• Stated goal:
Scan the records for the string "TERRACE"; copy each line where it occurs.
** begin Records for the exercise **
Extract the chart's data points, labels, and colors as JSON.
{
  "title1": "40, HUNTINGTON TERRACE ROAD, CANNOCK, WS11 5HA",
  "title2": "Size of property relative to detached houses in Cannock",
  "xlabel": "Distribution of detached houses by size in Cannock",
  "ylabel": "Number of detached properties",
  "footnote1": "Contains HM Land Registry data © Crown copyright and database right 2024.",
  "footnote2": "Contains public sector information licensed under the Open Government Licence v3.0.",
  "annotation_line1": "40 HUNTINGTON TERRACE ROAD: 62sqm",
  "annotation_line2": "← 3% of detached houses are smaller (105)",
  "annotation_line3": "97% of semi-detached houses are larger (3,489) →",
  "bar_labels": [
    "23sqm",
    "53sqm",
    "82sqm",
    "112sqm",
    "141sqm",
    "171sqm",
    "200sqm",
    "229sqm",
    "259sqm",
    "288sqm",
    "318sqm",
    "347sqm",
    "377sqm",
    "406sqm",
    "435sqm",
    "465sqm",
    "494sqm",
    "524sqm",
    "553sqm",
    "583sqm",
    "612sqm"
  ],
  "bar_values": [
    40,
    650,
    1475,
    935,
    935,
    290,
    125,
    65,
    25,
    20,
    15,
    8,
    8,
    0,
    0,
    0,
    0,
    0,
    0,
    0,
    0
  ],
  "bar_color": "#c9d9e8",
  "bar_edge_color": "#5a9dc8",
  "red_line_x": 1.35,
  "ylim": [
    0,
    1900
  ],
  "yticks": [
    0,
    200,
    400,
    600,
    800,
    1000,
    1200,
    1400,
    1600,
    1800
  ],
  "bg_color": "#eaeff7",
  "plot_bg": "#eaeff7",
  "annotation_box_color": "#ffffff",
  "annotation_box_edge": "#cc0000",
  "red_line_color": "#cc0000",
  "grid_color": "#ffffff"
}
** end Records for the exercise **
• Finished exercise:
  "title1": "40, HUNTINGTON TERRACE ROAD, CANNOCK, WS11 5HA",
  "annotation_line1": "40 HUNTINGTON TERRACE ROAD: 62sqm",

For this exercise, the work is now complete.